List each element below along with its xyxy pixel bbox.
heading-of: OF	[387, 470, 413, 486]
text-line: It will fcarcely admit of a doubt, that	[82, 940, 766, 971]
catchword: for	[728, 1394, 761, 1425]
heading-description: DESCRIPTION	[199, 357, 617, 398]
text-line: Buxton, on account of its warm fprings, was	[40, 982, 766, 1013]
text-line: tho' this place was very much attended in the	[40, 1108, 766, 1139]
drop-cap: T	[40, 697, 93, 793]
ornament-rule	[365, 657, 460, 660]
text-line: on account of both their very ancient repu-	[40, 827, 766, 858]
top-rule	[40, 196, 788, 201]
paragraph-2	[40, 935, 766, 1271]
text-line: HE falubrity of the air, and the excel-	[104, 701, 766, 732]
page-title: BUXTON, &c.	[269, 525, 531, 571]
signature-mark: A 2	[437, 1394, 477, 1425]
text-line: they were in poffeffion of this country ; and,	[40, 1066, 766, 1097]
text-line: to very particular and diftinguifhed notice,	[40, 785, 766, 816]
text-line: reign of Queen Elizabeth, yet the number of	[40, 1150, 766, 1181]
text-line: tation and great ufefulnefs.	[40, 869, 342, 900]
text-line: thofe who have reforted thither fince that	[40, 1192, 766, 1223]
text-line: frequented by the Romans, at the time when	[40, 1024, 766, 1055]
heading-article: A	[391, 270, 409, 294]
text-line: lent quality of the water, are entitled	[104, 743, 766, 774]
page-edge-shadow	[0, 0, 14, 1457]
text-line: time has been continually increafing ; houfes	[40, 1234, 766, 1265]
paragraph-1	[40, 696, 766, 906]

## Task to carry out
Could you update all of these lines by replacing "Romans" with "Saxons", leaving everything else unchanged?

## Task result
List each element below along with its xyxy pixel bbox.
heading-of: OF	[387, 470, 413, 486]
text-line: It will fcarcely admit of a doubt, that	[82, 940, 766, 971]
catchword: for	[728, 1394, 761, 1425]
heading-description: DESCRIPTION	[199, 357, 617, 398]
text-line: Buxton, on account of its warm fprings, was	[40, 982, 766, 1013]
text-line: tho' this place was very much attended in the	[40, 1108, 766, 1139]
drop-cap: T	[40, 697, 93, 793]
ornament-rule	[365, 657, 460, 660]
text-line: on account of both their very ancient repu-	[40, 827, 766, 858]
top-rule	[40, 196, 788, 201]
paragraph-2	[40, 935, 766, 1271]
text-line: HE falubrity of the air, and the excel-	[104, 701, 766, 732]
page-title: BUXTON, &c.	[269, 525, 531, 571]
signature-mark: A 2	[437, 1394, 477, 1425]
text-line: they were in poffeffion of this country ; and,	[40, 1066, 766, 1097]
text-line: to very particular and diftinguifhed notice,	[40, 785, 766, 816]
text-line: reign of Queen Elizabeth, yet the number of	[40, 1150, 766, 1181]
text-line: tation and great ufefulnefs.	[40, 869, 342, 900]
text-line: thofe who have reforted thither fince that	[40, 1192, 766, 1223]
text-line: frequented by the Saxons, at the time when	[40, 1024, 766, 1055]
heading-article: A	[391, 270, 409, 294]
text-line: lent quality of the water, are entitled	[104, 743, 766, 774]
page-edge-shadow	[0, 0, 14, 1457]
text-line: time has been continually increafing ; houfes	[40, 1234, 766, 1265]
paragraph-1	[40, 696, 766, 906]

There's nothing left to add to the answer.